Rewrite the items below, changing every "leader-line" to "callout-line" and keeping everything else the same.

--- begin The data ---

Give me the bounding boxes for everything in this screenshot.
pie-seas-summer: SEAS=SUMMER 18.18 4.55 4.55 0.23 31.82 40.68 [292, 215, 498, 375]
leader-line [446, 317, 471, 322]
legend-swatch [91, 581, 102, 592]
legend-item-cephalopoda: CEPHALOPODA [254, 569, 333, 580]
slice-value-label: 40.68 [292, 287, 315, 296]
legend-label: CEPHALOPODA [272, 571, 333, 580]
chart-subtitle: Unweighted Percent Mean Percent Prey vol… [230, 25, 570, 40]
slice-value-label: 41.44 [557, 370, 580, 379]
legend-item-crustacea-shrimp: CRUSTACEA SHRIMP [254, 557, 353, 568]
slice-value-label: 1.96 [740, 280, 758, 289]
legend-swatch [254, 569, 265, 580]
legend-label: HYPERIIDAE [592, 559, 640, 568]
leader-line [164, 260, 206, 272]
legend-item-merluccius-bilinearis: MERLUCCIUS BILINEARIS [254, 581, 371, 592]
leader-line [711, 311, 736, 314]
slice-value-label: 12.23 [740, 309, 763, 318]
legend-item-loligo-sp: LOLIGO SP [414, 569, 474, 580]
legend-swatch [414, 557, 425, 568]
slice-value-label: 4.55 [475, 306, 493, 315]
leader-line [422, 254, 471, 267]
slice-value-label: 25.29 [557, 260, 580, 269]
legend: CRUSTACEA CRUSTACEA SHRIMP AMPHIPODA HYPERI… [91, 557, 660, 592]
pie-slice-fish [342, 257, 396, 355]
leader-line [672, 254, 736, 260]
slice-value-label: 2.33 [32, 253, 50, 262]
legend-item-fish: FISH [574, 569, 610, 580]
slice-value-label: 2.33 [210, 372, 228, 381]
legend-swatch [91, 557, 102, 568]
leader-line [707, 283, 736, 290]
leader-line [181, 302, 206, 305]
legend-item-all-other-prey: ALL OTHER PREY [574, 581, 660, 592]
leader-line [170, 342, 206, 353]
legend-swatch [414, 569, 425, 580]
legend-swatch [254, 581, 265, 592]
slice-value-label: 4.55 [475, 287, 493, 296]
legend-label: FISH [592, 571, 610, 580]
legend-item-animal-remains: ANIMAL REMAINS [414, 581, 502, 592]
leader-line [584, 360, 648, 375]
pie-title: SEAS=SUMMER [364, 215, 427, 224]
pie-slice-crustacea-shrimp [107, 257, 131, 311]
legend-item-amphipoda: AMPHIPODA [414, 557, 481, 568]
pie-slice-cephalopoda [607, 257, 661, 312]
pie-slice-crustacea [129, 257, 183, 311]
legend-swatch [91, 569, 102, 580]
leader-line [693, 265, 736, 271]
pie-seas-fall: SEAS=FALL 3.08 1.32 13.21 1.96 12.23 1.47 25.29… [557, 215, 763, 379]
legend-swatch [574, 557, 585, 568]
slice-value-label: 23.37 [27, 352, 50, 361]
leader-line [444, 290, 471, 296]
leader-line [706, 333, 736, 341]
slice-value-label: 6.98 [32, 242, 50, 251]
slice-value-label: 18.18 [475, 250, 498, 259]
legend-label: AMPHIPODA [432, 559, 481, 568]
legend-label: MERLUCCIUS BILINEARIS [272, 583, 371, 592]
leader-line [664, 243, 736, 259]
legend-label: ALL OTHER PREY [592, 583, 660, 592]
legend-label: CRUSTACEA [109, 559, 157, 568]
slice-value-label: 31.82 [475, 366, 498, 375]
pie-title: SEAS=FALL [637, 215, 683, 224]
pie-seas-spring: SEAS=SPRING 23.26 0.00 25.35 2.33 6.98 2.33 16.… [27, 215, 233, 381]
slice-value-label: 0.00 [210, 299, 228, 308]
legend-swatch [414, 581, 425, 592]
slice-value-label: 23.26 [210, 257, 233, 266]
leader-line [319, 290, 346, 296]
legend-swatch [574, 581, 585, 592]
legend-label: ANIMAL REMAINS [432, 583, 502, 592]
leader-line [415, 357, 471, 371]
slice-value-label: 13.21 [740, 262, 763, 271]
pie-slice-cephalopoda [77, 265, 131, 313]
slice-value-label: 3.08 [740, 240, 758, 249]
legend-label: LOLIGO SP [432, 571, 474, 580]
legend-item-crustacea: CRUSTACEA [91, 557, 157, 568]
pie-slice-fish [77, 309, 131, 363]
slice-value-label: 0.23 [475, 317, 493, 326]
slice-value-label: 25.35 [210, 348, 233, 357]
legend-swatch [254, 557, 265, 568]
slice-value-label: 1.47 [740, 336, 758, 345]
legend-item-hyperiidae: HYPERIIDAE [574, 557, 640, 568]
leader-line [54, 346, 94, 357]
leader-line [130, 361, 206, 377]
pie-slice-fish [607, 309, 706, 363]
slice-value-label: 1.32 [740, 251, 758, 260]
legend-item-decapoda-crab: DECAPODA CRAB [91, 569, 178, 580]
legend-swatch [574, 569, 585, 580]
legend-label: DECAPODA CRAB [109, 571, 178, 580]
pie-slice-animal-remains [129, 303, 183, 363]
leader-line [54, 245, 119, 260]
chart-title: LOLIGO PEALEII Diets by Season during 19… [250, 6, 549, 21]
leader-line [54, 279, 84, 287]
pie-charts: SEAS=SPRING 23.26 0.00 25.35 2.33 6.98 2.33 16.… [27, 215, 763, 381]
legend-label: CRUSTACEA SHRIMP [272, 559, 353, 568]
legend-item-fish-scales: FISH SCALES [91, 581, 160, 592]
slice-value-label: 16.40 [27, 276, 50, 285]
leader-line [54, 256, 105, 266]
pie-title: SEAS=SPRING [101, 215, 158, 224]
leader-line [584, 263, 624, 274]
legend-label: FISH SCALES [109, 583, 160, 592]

--- end The data ---

Solution below
Give me the bounding boxes for everything in this screenshot.
pie-seas-summer: SEAS=SUMMER 18.18 4.55 4.55 0.23 31.82 40.68 [292, 215, 498, 375]
callout-line [446, 317, 471, 322]
legend-swatch [91, 581, 102, 592]
legend-item-cephalopoda: CEPHALOPODA [254, 569, 333, 580]
slice-value-label: 40.68 [292, 287, 315, 296]
legend-label: CEPHALOPODA [272, 571, 333, 580]
chart-subtitle: Unweighted Percent Mean Percent Prey vol… [230, 25, 570, 40]
slice-value-label: 41.44 [557, 370, 580, 379]
legend-item-crustacea-shrimp: CRUSTACEA SHRIMP [254, 557, 353, 568]
slice-value-label: 1.96 [740, 280, 758, 289]
legend-swatch [254, 569, 265, 580]
legend-label: HYPERIIDAE [592, 559, 640, 568]
callout-line [164, 260, 206, 272]
legend-item-merluccius-bilinearis: MERLUCCIUS BILINEARIS [254, 581, 371, 592]
callout-line [711, 311, 736, 314]
slice-value-label: 12.23 [740, 309, 763, 318]
legend-item-loligo-sp: LOLIGO SP [414, 569, 474, 580]
legend-swatch [414, 557, 425, 568]
slice-value-label: 4.55 [475, 306, 493, 315]
callout-line [422, 254, 471, 267]
slice-value-label: 25.29 [557, 260, 580, 269]
legend: CRUSTACEA CRUSTACEA SHRIMP AMPHIPODA HYPERI… [91, 557, 660, 592]
pie-slice-fish [342, 257, 396, 355]
callout-line [672, 254, 736, 260]
slice-value-label: 2.33 [32, 253, 50, 262]
legend-item-fish: FISH [574, 569, 610, 580]
slice-value-label: 2.33 [210, 372, 228, 381]
legend-swatch [91, 557, 102, 568]
callout-line [707, 283, 736, 290]
callout-line [181, 302, 206, 305]
legend-item-all-other-prey: ALL OTHER PREY [574, 581, 660, 592]
callout-line [170, 342, 206, 353]
legend-swatch [414, 569, 425, 580]
legend-swatch [254, 581, 265, 592]
slice-value-label: 4.55 [475, 287, 493, 296]
legend-label: FISH [592, 571, 610, 580]
legend-item-animal-remains: ANIMAL REMAINS [414, 581, 502, 592]
callout-line [584, 360, 648, 375]
pie-title: SEAS=SUMMER [364, 215, 427, 224]
pie-slice-crustacea-shrimp [107, 257, 131, 311]
legend-item-amphipoda: AMPHIPODA [414, 557, 481, 568]
pie-slice-cephalopoda [607, 257, 661, 312]
pie-slice-crustacea [129, 257, 183, 311]
legend-swatch [91, 569, 102, 580]
callout-line [693, 265, 736, 271]
pie-seas-fall: SEAS=FALL 3.08 1.32 13.21 1.96 12.23 1.47 25.29… [557, 215, 763, 379]
legend-swatch [574, 557, 585, 568]
slice-value-label: 23.37 [27, 352, 50, 361]
callout-line [444, 290, 471, 296]
callout-line [706, 333, 736, 341]
slice-value-label: 6.98 [32, 242, 50, 251]
slice-value-label: 18.18 [475, 250, 498, 259]
legend-label: AMPHIPODA [432, 559, 481, 568]
legend-label: MERLUCCIUS BILINEARIS [272, 583, 371, 592]
callout-line [664, 243, 736, 259]
legend-label: ALL OTHER PREY [592, 583, 660, 592]
legend-label: CRUSTACEA [109, 559, 157, 568]
slice-value-label: 31.82 [475, 366, 498, 375]
pie-title: SEAS=FALL [637, 215, 683, 224]
pie-seas-spring: SEAS=SPRING 23.26 0.00 25.35 2.33 6.98 2.33 16.… [27, 215, 233, 381]
slice-value-label: 0.00 [210, 299, 228, 308]
legend-swatch [414, 581, 425, 592]
slice-value-label: 23.26 [210, 257, 233, 266]
callout-line [319, 290, 346, 296]
legend-swatch [574, 581, 585, 592]
legend-label: ANIMAL REMAINS [432, 583, 502, 592]
callout-line [415, 357, 471, 371]
slice-value-label: 13.21 [740, 262, 763, 271]
pie-slice-cephalopoda [77, 265, 131, 313]
slice-value-label: 3.08 [740, 240, 758, 249]
legend-label: LOLIGO SP [432, 571, 474, 580]
legend-item-crustacea: CRUSTACEA [91, 557, 157, 568]
pie-slice-fish [77, 309, 131, 363]
slice-value-label: 0.23 [475, 317, 493, 326]
slice-value-label: 25.35 [210, 348, 233, 357]
legend-swatch [254, 557, 265, 568]
slice-value-label: 1.47 [740, 336, 758, 345]
legend-item-hyperiidae: HYPERIIDAE [574, 557, 640, 568]
callout-line [54, 346, 94, 357]
callout-line [130, 361, 206, 377]
pie-slice-fish [607, 309, 706, 363]
slice-value-label: 1.32 [740, 251, 758, 260]
legend-item-decapoda-crab: DECAPODA CRAB [91, 569, 178, 580]
legend-swatch [574, 569, 585, 580]
legend-label: DECAPODA CRAB [109, 571, 178, 580]
pie-slice-animal-remains [129, 303, 183, 363]
callout-line [54, 245, 119, 260]
chart-title: LOLIGO PEALEII Diets by Season during 19… [250, 6, 549, 21]
callout-line [54, 279, 84, 287]
pie-charts: SEAS=SPRING 23.26 0.00 25.35 2.33 6.98 2.33 16.… [27, 215, 763, 381]
legend-label: CRUSTACEA SHRIMP [272, 559, 353, 568]
legend-item-fish-scales: FISH SCALES [91, 581, 160, 592]
slice-value-label: 16.40 [27, 276, 50, 285]
callout-line [54, 256, 105, 266]
pie-title: SEAS=SPRING [101, 215, 158, 224]
callout-line [584, 263, 624, 274]
legend-label: FISH SCALES [109, 583, 160, 592]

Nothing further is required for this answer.